== Exercise details ==
Copy every one of the following entries line for line, with no changes to any character.

* * * *

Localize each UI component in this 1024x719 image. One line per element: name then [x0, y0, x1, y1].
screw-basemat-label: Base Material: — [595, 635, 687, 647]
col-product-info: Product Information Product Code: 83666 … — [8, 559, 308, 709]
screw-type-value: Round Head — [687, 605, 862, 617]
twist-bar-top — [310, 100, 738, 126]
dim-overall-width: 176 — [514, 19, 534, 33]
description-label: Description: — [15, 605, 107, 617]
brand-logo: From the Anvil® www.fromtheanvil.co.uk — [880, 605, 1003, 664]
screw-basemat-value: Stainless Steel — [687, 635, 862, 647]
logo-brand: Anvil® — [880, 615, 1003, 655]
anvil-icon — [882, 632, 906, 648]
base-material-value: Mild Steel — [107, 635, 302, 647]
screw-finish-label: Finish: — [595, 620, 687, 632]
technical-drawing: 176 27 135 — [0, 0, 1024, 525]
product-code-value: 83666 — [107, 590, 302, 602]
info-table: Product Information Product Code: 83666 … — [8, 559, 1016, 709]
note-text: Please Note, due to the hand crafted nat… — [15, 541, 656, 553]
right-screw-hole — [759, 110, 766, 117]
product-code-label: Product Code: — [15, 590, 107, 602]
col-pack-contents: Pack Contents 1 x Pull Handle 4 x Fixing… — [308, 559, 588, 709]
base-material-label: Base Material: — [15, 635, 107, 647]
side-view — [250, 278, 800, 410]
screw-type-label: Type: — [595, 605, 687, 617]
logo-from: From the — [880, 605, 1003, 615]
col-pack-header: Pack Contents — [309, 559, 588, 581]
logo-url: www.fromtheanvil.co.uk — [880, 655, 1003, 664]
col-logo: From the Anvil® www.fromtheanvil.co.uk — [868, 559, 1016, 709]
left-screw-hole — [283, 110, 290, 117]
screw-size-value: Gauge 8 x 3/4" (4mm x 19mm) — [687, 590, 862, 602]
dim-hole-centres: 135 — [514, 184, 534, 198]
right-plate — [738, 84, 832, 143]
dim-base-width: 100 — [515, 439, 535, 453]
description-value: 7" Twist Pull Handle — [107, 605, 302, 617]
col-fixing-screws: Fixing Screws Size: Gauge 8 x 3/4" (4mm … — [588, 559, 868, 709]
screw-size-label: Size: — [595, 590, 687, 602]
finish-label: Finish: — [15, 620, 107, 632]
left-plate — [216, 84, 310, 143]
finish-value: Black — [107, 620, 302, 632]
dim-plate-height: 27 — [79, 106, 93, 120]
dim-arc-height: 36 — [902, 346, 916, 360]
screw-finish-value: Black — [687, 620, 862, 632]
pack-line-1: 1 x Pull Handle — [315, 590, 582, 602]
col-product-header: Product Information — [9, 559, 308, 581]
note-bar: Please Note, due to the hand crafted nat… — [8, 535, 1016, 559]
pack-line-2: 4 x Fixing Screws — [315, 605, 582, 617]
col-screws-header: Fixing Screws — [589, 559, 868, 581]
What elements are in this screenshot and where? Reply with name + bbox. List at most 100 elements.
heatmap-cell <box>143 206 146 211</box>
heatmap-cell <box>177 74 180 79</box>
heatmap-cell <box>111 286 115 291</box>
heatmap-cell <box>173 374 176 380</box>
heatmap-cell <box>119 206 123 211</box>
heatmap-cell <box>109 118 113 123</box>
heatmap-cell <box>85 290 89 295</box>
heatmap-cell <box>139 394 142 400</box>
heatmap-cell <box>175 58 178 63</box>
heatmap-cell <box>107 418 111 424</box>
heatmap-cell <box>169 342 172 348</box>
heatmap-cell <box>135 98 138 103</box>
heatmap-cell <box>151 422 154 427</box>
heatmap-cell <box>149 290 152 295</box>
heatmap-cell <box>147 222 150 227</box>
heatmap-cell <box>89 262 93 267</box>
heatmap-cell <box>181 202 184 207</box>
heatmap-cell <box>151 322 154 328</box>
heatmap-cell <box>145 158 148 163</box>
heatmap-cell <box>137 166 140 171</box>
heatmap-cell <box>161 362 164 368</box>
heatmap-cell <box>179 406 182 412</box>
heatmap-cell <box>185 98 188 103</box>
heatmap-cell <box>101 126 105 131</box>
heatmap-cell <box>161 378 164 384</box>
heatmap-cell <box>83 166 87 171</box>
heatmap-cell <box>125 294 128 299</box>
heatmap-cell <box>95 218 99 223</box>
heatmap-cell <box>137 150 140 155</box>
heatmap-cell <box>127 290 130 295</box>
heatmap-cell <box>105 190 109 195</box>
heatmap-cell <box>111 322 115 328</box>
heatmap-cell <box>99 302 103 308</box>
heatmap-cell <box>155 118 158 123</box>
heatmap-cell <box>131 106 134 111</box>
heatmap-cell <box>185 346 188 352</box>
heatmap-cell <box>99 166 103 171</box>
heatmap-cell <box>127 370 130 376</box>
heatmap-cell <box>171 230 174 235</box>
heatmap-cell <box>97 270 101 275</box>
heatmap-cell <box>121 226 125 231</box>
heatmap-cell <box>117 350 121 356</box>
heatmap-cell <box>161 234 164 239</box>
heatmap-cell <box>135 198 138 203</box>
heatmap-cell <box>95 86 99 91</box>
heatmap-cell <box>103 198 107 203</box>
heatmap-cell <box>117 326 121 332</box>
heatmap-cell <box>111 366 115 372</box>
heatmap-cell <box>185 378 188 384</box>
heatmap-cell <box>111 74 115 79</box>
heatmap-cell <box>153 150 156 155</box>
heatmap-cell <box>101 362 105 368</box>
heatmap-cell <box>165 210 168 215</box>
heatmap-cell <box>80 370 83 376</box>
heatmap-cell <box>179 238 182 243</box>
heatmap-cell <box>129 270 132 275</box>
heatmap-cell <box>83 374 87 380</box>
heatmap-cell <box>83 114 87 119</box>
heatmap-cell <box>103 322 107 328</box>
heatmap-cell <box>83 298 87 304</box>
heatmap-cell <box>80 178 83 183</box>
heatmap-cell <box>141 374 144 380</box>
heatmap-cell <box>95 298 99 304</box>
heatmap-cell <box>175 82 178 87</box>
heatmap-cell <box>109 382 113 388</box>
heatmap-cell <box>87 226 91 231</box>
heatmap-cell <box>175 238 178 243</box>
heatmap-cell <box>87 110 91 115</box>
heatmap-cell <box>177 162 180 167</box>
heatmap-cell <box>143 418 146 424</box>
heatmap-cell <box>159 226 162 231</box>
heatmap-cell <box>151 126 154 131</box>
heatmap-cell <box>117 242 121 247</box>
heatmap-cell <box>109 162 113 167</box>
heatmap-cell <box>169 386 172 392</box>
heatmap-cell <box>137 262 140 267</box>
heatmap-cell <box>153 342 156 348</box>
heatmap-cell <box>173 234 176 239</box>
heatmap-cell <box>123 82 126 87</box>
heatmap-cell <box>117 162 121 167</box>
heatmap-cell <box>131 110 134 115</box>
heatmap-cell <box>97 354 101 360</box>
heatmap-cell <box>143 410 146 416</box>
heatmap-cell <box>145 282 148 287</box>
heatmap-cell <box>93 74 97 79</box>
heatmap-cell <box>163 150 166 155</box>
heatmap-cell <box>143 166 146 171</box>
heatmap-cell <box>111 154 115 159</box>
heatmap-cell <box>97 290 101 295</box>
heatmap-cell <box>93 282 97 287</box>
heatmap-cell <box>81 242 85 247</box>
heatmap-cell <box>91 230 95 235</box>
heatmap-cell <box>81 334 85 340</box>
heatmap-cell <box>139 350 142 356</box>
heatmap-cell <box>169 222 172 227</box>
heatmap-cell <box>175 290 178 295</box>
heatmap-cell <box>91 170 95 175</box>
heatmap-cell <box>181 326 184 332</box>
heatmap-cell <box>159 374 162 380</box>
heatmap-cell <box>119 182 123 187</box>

* * * *

== Response to this task ==
Localize each UI component in this 1024x719 image. One line per element: name then [x0, y0, x1, y1].
screw-basemat-label: Base Material: — [595, 635, 687, 647]
col-product-info: Product Information Product Code: 83666 … — [8, 559, 308, 709]
screw-type-value: Round Head — [687, 605, 862, 617]
twist-bar-top — [310, 100, 738, 126]
dim-overall-width: 176 — [514, 19, 534, 33]
description-label: Description: — [15, 605, 107, 617]
brand-logo: From the Anvil® www.fromtheanvil.co.uk — [880, 605, 1003, 664]
screw-basemat-value: Stainless Steel — [687, 635, 862, 647]
logo-brand: Anvil® — [880, 615, 1003, 655]
anvil-icon — [882, 632, 906, 648]
base-material-value: Mild Steel — [107, 635, 302, 647]
screw-finish-label: Finish: — [595, 620, 687, 632]
technical-drawing: 176 27 135 — [0, 0, 1024, 525]
product-code-value: 83666 — [107, 590, 302, 602]
info-table: Product Information Product Code: 83666 … — [8, 559, 1016, 709]
note-text: Please Note, due to the hand crafted nat… — [15, 541, 656, 553]
right-screw-hole — [759, 110, 766, 117]
product-code-label: Product Code: — [15, 590, 107, 602]
col-pack-contents: Pack Contents 1 x Pull Handle 4 x Fixing… — [308, 559, 588, 709]
base-material-label: Base Material: — [15, 635, 107, 647]
side-view — [250, 278, 800, 410]
screw-type-label: Type: — [595, 605, 687, 617]
logo-from: From the — [880, 605, 1003, 615]
col-pack-header: Pack Contents — [309, 559, 588, 581]
logo-url: www.fromtheanvil.co.uk — [880, 655, 1003, 664]
col-logo: From the Anvil® www.fromtheanvil.co.uk — [868, 559, 1016, 709]
left-screw-hole — [283, 110, 290, 117]
screw-size-value: Gauge 8 x 3/4" (4mm x 19mm) — [687, 590, 862, 602]
dim-hole-centres: 135 — [514, 184, 534, 198]
right-plate — [738, 84, 832, 143]
dim-base-width: 100 — [515, 439, 535, 453]
description-value: 7" Twist Pull Handle — [107, 605, 302, 617]
col-fixing-screws: Fixing Screws Size: Gauge 8 x 3/4" (4mm … — [588, 559, 868, 709]
screw-size-label: Size: — [595, 590, 687, 602]
finish-label: Finish: — [15, 620, 107, 632]
left-plate — [216, 84, 310, 143]
finish-value: Black — [107, 620, 302, 632]
dim-plate-height: 27 — [79, 106, 93, 120]
dim-arc-height: 36 — [902, 346, 916, 360]
screw-finish-value: Black — [687, 620, 862, 632]
pack-line-1: 1 x Pull Handle — [315, 590, 582, 602]
col-product-header: Product Information — [9, 559, 308, 581]
note-bar: Please Note, due to the hand crafted nat… — [8, 535, 1016, 559]
pack-line-2: 4 x Fixing Screws — [315, 605, 582, 617]
col-screws-header: Fixing Screws — [589, 559, 868, 581]
What elements are in this screenshot and where? Reply with name + bbox. List at most 100 elements.
heatmap-cell <box>143 206 146 211</box>
heatmap-cell <box>177 74 180 79</box>
heatmap-cell <box>111 286 115 291</box>
heatmap-cell <box>173 374 176 380</box>
heatmap-cell <box>119 206 123 211</box>
heatmap-cell <box>109 118 113 123</box>
heatmap-cell <box>85 290 89 295</box>
heatmap-cell <box>139 394 142 400</box>
heatmap-cell <box>175 58 178 63</box>
heatmap-cell <box>107 418 111 424</box>
heatmap-cell <box>169 342 172 348</box>
heatmap-cell <box>135 98 138 103</box>
heatmap-cell <box>151 422 154 427</box>
heatmap-cell <box>149 290 152 295</box>
heatmap-cell <box>147 222 150 227</box>
heatmap-cell <box>89 262 93 267</box>
heatmap-cell <box>181 202 184 207</box>
heatmap-cell <box>151 322 154 328</box>
heatmap-cell <box>145 158 148 163</box>
heatmap-cell <box>137 166 140 171</box>
heatmap-cell <box>161 362 164 368</box>
heatmap-cell <box>179 406 182 412</box>
heatmap-cell <box>185 98 188 103</box>
heatmap-cell <box>101 126 105 131</box>
heatmap-cell <box>161 378 164 384</box>
heatmap-cell <box>83 166 87 171</box>
heatmap-cell <box>125 294 128 299</box>
heatmap-cell <box>95 218 99 223</box>
heatmap-cell <box>137 150 140 155</box>
heatmap-cell <box>127 290 130 295</box>
heatmap-cell <box>105 190 109 195</box>
heatmap-cell <box>111 322 115 328</box>
heatmap-cell <box>99 302 103 308</box>
heatmap-cell <box>155 118 158 123</box>
heatmap-cell <box>131 106 134 111</box>
heatmap-cell <box>185 346 188 352</box>
heatmap-cell <box>99 166 103 171</box>
heatmap-cell <box>127 370 130 376</box>
heatmap-cell <box>171 230 174 235</box>
heatmap-cell <box>97 270 101 275</box>
heatmap-cell <box>121 226 125 231</box>
heatmap-cell <box>117 350 121 356</box>
heatmap-cell <box>161 234 164 239</box>
heatmap-cell <box>135 198 138 203</box>
heatmap-cell <box>95 86 99 91</box>
heatmap-cell <box>103 198 107 203</box>
heatmap-cell <box>117 326 121 332</box>
heatmap-cell <box>111 366 115 372</box>
heatmap-cell <box>185 378 188 384</box>
heatmap-cell <box>111 74 115 79</box>
heatmap-cell <box>153 150 156 155</box>
heatmap-cell <box>101 362 105 368</box>
heatmap-cell <box>165 210 168 215</box>
heatmap-cell <box>80 370 83 376</box>
heatmap-cell <box>179 238 182 243</box>
heatmap-cell <box>129 270 132 275</box>
heatmap-cell <box>83 374 87 380</box>
heatmap-cell <box>83 114 87 119</box>
heatmap-cell <box>103 322 107 328</box>
heatmap-cell <box>83 298 87 304</box>
heatmap-cell <box>80 178 83 183</box>
heatmap-cell <box>141 374 144 380</box>
heatmap-cell <box>95 298 99 304</box>
heatmap-cell <box>175 82 178 87</box>
heatmap-cell <box>109 382 113 388</box>
heatmap-cell <box>87 226 91 231</box>
heatmap-cell <box>175 238 178 243</box>
heatmap-cell <box>87 110 91 115</box>
heatmap-cell <box>177 162 180 167</box>
heatmap-cell <box>143 418 146 424</box>
heatmap-cell <box>159 226 162 231</box>
heatmap-cell <box>151 126 154 131</box>
heatmap-cell <box>117 242 121 247</box>
heatmap-cell <box>109 162 113 167</box>
heatmap-cell <box>169 386 172 392</box>
heatmap-cell <box>137 262 140 267</box>
heatmap-cell <box>153 342 156 348</box>
heatmap-cell <box>173 234 176 239</box>
heatmap-cell <box>123 82 126 87</box>
heatmap-cell <box>117 162 121 167</box>
heatmap-cell <box>131 110 134 115</box>
heatmap-cell <box>97 354 101 360</box>
heatmap-cell <box>143 410 146 416</box>
heatmap-cell <box>145 282 148 287</box>
heatmap-cell <box>93 74 97 79</box>
heatmap-cell <box>163 150 166 155</box>
heatmap-cell <box>143 166 146 171</box>
heatmap-cell <box>111 154 115 159</box>
heatmap-cell <box>97 290 101 295</box>
heatmap-cell <box>93 282 97 287</box>
heatmap-cell <box>81 242 85 247</box>
heatmap-cell <box>91 230 95 235</box>
heatmap-cell <box>81 334 85 340</box>
heatmap-cell <box>139 350 142 356</box>
heatmap-cell <box>169 222 172 227</box>
heatmap-cell <box>175 290 178 295</box>
heatmap-cell <box>91 170 95 175</box>
heatmap-cell <box>181 326 184 332</box>
heatmap-cell <box>159 374 162 380</box>
heatmap-cell <box>119 182 123 187</box>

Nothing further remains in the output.